**Work item**: Search the listing below for the string "category" and show each line that contains it.
------ Supplied records
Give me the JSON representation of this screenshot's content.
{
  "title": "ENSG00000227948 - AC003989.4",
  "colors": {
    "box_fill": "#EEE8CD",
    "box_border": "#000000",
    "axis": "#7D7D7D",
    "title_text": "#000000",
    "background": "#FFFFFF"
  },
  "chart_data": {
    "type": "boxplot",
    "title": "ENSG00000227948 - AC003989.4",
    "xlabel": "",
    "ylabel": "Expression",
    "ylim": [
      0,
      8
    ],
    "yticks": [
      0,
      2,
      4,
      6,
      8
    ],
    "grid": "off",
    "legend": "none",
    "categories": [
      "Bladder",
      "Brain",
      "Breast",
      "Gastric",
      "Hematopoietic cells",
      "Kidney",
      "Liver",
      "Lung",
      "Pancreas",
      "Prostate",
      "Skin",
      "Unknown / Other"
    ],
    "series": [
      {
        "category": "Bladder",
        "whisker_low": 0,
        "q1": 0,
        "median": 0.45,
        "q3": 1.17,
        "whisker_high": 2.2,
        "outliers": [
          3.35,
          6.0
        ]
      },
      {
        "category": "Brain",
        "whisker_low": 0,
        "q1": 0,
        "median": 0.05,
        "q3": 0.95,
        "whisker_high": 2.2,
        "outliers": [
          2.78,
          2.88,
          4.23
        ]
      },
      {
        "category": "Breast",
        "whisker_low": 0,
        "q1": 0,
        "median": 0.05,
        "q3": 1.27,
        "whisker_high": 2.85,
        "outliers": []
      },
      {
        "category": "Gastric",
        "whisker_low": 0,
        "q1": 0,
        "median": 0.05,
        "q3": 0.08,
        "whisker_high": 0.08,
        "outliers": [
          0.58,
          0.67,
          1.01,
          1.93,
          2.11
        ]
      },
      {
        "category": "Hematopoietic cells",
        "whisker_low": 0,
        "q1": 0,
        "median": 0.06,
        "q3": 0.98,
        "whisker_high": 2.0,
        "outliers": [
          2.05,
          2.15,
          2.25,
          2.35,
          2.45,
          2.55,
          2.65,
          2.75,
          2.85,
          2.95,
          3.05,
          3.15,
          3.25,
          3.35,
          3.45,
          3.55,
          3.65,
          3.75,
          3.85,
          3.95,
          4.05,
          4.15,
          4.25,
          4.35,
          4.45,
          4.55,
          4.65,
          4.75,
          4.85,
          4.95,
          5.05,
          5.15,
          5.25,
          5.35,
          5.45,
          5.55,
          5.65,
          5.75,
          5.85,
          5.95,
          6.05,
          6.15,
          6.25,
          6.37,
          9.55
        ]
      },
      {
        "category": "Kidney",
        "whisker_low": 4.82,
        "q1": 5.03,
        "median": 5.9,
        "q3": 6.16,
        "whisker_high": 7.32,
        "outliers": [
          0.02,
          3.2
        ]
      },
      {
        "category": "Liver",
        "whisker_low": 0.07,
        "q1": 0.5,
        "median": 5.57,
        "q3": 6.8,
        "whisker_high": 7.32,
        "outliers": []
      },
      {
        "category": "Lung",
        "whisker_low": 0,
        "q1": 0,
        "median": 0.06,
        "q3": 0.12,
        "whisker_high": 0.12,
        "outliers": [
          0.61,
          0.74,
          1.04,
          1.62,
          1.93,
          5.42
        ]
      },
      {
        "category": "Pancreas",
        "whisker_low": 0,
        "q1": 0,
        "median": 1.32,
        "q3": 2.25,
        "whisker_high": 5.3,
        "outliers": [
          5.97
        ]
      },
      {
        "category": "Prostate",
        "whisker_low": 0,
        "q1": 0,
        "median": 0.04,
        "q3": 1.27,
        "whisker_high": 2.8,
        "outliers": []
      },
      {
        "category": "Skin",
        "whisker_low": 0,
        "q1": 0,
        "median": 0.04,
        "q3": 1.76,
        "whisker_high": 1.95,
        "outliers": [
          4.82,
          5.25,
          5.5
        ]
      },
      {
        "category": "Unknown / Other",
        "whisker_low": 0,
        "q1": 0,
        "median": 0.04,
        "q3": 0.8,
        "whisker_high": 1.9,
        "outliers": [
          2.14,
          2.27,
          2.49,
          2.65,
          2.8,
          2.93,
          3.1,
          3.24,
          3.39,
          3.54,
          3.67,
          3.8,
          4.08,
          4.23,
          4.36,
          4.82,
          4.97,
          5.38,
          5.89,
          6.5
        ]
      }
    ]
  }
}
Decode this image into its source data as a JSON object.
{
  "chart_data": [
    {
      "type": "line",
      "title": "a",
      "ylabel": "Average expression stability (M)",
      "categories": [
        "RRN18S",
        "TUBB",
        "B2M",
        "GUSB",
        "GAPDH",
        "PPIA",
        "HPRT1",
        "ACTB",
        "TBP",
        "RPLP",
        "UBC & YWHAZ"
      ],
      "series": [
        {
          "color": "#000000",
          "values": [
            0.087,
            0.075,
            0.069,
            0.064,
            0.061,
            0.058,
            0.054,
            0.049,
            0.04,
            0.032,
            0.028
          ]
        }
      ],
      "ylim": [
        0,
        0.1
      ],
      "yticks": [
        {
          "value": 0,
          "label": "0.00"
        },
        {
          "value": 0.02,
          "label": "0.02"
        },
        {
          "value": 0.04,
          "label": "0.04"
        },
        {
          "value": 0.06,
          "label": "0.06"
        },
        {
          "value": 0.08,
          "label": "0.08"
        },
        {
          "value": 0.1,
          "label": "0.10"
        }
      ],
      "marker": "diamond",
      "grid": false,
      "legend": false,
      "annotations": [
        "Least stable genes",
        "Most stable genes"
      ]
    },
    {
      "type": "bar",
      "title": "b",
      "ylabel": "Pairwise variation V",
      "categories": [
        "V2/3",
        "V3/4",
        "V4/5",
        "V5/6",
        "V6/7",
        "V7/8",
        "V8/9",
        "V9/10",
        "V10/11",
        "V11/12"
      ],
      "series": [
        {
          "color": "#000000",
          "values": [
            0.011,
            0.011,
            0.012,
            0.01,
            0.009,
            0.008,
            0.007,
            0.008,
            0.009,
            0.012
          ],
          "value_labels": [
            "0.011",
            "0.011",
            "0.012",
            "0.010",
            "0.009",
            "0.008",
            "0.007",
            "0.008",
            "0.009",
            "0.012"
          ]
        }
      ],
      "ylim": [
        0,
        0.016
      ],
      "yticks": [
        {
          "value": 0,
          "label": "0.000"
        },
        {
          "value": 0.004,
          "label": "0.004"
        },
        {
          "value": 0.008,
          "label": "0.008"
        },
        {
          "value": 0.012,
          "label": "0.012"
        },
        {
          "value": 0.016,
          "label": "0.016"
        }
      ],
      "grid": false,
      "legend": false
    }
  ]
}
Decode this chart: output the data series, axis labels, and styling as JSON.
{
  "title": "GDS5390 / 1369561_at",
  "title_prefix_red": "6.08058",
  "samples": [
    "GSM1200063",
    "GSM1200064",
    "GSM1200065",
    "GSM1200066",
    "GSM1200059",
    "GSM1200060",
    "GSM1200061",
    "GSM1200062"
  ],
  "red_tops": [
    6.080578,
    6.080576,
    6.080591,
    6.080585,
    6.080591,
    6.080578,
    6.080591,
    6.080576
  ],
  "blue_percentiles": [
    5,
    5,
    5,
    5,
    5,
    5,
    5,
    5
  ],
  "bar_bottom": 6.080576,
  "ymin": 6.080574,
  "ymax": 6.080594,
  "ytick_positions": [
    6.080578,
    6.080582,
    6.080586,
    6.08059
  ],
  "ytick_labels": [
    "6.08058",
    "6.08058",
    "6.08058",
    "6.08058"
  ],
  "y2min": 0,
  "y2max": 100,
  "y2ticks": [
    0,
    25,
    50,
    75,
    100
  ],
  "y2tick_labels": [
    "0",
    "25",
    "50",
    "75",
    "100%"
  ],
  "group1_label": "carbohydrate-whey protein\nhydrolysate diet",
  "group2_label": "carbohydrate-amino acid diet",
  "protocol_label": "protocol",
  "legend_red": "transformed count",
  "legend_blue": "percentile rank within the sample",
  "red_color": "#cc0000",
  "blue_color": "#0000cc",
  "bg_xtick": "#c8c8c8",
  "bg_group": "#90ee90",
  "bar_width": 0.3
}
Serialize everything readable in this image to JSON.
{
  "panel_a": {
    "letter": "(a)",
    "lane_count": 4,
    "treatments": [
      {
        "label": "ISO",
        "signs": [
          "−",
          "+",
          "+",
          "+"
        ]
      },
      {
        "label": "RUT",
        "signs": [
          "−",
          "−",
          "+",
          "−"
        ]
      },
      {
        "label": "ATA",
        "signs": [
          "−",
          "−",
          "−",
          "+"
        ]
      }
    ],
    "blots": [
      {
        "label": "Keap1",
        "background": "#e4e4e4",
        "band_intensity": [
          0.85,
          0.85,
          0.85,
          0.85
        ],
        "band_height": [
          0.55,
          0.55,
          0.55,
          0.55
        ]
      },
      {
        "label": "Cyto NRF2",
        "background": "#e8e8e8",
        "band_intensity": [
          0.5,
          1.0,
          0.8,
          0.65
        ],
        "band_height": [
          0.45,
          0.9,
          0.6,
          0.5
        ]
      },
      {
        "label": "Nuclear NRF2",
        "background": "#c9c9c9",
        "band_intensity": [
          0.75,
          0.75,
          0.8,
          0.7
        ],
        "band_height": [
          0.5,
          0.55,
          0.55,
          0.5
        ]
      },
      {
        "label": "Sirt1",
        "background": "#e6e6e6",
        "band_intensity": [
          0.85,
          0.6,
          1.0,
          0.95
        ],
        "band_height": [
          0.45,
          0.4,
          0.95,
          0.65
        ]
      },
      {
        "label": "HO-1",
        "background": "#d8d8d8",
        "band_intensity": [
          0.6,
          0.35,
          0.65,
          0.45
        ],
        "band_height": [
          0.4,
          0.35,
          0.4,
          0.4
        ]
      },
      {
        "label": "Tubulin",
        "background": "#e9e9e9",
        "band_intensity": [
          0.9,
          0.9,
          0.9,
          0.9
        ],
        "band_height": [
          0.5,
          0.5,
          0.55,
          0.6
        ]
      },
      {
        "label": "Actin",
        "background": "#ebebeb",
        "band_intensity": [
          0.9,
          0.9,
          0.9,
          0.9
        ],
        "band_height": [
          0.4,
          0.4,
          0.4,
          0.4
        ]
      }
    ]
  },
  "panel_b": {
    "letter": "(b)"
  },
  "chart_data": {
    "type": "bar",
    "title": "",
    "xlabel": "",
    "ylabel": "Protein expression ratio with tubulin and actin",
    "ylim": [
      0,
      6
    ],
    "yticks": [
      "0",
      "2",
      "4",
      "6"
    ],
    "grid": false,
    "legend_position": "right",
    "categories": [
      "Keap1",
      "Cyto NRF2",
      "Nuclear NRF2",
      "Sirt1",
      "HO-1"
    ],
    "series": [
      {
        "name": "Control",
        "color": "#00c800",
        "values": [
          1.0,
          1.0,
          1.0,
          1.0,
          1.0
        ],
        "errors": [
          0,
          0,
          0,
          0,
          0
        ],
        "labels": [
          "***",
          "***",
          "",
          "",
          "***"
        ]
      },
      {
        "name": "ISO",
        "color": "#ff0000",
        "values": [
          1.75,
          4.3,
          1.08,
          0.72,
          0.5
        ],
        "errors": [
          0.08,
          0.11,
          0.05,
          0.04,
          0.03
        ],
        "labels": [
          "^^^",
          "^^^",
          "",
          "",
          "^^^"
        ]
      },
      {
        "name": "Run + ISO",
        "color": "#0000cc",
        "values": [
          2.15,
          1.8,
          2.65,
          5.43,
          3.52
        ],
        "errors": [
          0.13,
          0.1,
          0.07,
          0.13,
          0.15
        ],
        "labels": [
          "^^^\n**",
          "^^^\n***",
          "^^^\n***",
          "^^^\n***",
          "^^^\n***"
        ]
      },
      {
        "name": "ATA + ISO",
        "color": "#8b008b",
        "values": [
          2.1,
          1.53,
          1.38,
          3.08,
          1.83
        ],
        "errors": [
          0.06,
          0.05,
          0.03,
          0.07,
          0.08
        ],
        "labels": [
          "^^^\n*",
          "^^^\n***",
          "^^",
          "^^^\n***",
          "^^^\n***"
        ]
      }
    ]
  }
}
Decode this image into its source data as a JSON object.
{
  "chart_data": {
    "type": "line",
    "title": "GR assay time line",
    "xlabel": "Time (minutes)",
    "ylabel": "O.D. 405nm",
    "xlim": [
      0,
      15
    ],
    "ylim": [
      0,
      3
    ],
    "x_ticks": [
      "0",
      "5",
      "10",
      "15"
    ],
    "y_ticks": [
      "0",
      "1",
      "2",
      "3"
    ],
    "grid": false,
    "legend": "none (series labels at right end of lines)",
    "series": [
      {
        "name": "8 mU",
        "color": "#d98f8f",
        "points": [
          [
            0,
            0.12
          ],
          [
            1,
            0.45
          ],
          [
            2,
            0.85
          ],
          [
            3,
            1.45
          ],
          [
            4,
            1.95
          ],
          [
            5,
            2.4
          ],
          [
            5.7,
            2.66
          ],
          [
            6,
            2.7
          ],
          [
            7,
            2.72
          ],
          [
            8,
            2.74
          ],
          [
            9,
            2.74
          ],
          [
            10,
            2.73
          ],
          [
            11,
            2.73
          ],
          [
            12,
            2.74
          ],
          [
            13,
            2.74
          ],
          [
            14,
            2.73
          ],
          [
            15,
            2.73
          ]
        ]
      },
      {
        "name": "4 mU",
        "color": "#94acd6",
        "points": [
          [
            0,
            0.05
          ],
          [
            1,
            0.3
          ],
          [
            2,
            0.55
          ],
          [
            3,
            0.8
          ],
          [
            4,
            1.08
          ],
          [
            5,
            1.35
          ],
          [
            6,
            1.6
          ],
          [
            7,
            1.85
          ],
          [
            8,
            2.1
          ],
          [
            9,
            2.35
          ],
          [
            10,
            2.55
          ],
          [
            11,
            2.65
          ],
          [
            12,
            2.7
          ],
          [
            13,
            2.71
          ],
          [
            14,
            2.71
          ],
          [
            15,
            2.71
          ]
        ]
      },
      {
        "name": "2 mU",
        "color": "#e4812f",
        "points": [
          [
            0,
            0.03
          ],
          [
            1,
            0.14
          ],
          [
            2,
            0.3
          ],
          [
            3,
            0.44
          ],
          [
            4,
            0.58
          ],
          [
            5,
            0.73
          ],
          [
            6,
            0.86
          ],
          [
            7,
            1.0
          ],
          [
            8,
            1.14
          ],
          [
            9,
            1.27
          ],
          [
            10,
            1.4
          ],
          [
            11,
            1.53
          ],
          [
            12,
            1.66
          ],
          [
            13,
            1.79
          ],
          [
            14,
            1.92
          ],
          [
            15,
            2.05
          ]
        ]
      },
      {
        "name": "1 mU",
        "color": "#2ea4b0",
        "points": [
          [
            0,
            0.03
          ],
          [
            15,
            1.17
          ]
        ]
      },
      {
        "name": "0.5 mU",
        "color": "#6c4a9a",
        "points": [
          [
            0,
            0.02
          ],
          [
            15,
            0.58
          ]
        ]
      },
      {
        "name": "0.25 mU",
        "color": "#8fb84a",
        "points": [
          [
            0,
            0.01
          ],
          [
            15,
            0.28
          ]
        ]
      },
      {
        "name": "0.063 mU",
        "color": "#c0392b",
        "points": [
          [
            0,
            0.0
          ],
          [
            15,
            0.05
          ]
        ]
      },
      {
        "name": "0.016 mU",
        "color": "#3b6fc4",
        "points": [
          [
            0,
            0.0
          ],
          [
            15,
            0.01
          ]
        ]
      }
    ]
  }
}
------------
**Output for this exercise**:
        "category": "Bladder",
        "category": "Brain",
        "category": "Breast",
        "category": "Gastric",
        "category": "Hematopoietic cells",
        "category": "Kidney",
        "category": "Liver",
        "category": "Lung",
        "category": "Pancreas",
        "category": "Prostate",
        "category": "Skin",
        "category": "Unknown / Other",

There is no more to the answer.